▶ _PROBLEM DESCRIPTION_: Copy each line exactly. Leave nothing out.

▶ _Dataset items_:
+ + + + + + +
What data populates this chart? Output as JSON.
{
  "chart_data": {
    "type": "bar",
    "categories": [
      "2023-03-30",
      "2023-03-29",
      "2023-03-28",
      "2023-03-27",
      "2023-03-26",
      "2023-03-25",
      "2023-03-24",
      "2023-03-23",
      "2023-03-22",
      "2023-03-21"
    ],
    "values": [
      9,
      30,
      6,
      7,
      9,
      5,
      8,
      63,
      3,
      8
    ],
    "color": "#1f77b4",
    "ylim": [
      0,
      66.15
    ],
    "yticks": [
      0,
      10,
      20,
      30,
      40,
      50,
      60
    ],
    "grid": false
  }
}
+ + + + + + +
▶ _COMPLETED EXERCISE_:
What data populates this chart? Output as JSON.
{
  "chart_data": {
    "type": "bar",
    "categories": [
      "2023-03-30",
      "2023-03-29",
      "2023-03-28",
      "2023-03-27",
      "2023-03-26",
      "2023-03-25",
      "2023-03-24",
      "2023-03-23",
      "2023-03-22",
      "2023-03-21"
    ],
    "values": [
      9,
      30,
      6,
      7,
      9,
      5,
      8,
      63,
      3,
      8
    ],
    "color": "#1f77b4",
    "ylim": [
      0,
      66.15
    ],
    "yticks": [
      0,
      10,
      20,
      30,
      40,
      50,
      60
    ],
    "grid": false
  }
}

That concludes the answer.